Aim of the exercise - Everything in the records below goes into the copy exactly, except the pictures.

------------

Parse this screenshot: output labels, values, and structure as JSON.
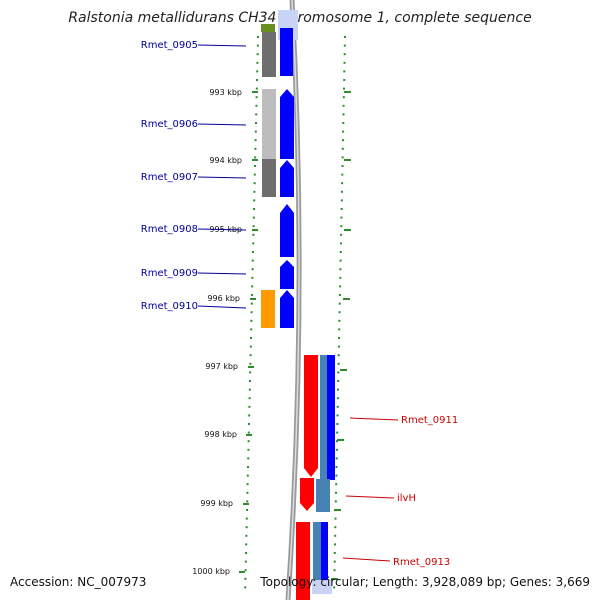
{
  "title": "Ralstonia metallidurans CH34 chromosome 1, complete sequence",
  "footer": {
    "accession": "Accession: NC_007973",
    "topology": "Topology: circular; Length: 3,928,089 bp; Genes: 3,669"
  },
  "colors": {
    "left_gene_label": "#000099",
    "right_gene_label": "#cc0000",
    "tick": "#2e8b2e",
    "backbone": "#888888",
    "forward_cds": "#0000ff",
    "reverse_cds": "#ff0000",
    "gene_gray_dark": "#707070",
    "gene_gray_light": "#bdbdbd",
    "gene_orange": "#ff9900",
    "gene_steelblue": "#4682b4",
    "gene_olive": "#6b8e23"
  },
  "scale_labels": [
    "993 kbp",
    "994 kbp",
    "995 kbp",
    "996 kbp",
    "997 kbp",
    "998 kbp",
    "999 kbp",
    "1000 kbp"
  ],
  "left_genes": [
    "Rmet_0905",
    "Rmet_0906",
    "Rmet_0907",
    "Rmet_0908",
    "Rmet_0909",
    "Rmet_0910"
  ],
  "right_genes": [
    "Rmet_0911",
    "ilvH",
    "Rmet_0913"
  ]
}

------------

Exercise output -
Parse this screenshot: output labels, values, and structure as JSON.
{
  "title": "Ralstonia metallidurans CH34 chromosome 1, complete sequence",
  "footer": {
    "accession": "Accession: NC_007973",
    "topology": "Topology: circular; Length: 3,928,089 bp; Genes: 3,669"
  },
  "colors": {
    "left_gene_label": "#000099",
    "right_gene_label": "#cc0000",
    "tick": "#2e8b2e",
    "backbone": "#888888",
    "forward_cds": "#0000ff",
    "reverse_cds": "#ff0000",
    "gene_gray_dark": "#707070",
    "gene_gray_light": "#bdbdbd",
    "gene_orange": "#ff9900",
    "gene_steelblue": "#4682b4",
    "gene_olive": "#6b8e23"
  },
  "scale_labels": [
    "993 kbp",
    "994 kbp",
    "995 kbp",
    "996 kbp",
    "997 kbp",
    "998 kbp",
    "999 kbp",
    "1000 kbp"
  ],
  "left_genes": [
    "Rmet_0905",
    "Rmet_0906",
    "Rmet_0907",
    "Rmet_0908",
    "Rmet_0909",
    "Rmet_0910"
  ],
  "right_genes": [
    "Rmet_0911",
    "ilvH",
    "Rmet_0913"
  ]
}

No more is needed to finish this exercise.